● ACTION ITEM
From the court passage on bookmaking evidence, reproduce word for word the part that opens with the words containing "The police officer, in" and closes with "221 P. 693.".

[[ PAGE EXCERPT open ]]

In addition to the direct evidence, the circumstantial evidence pointed convincingly to the correctness of the conclusion of the trial court. As above shown, such circumstantial evidence included that relating to the ownership and control of the safe, the groups of papers in it which included betting markers and papers referred to by appellant as “stuff” put there by a bookmaker, the contradictory statements by appellant about opening or not opening the safe, the blank pads similar to the betting markers, and the several incoming telephone calls in which there was no conversation.

The police officer, in the performance of his duties over a period of several years, had become familiar with the papers, books and paraphernalia ordinarily used by bookmakers. He was qualified to testify as to the custom or manner in which bookmakers operated and it was proper to permit the officer to explain the nature and character of the papers taken from appellant and his place of business and to state his opinion with reference to the significance attaching to the letters and figures which appeared thereon. People v. Hinkle, supra, 1923, 64 Cal.App. 375, 379, 221 P. 693.

[[ PAGE EXCERPT closed ]]
[[ SOURCE MATERIAL open ]]

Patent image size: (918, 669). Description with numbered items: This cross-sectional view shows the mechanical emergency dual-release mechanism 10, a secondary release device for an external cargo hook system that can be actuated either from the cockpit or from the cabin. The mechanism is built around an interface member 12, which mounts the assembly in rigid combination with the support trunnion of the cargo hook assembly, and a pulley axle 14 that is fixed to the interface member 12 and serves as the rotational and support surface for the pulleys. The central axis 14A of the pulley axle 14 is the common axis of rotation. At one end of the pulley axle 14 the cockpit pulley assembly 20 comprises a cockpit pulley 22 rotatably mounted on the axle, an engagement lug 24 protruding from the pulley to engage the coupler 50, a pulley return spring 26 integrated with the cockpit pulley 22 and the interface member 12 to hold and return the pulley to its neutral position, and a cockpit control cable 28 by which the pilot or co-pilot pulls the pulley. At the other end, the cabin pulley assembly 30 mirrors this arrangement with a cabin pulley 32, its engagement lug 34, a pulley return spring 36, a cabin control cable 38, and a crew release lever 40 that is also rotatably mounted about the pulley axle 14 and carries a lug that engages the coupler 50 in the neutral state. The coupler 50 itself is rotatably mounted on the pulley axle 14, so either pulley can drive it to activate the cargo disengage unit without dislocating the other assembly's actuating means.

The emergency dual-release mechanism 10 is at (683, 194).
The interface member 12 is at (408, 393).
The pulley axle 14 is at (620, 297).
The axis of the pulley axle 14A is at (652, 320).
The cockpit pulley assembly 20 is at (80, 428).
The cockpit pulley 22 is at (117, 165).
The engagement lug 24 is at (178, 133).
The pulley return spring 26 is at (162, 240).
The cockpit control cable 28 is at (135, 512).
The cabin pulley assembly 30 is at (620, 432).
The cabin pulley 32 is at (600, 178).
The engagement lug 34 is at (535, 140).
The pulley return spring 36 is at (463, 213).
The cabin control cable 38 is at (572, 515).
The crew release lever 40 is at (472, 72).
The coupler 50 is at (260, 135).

[[ SOURCE MATERIAL closed ]]

● PROBLEM SOLUTION
The police officer, in the performance of his duties over a period of several years, had become familiar with the papers, books and paraphernalia ordinarily used by bookmakers. He was qualified to testify as to the custom or manner in which bookmakers operated and it was proper to permit the officer to explain the nature and character of the papers taken from appellant and his place of business and to state his opinion with reference to the significance attaching to the letters and figures which appeared thereon. People v. Hinkle, supra, 1923, 64 Cal.App. 375, 379, 221 P. 693.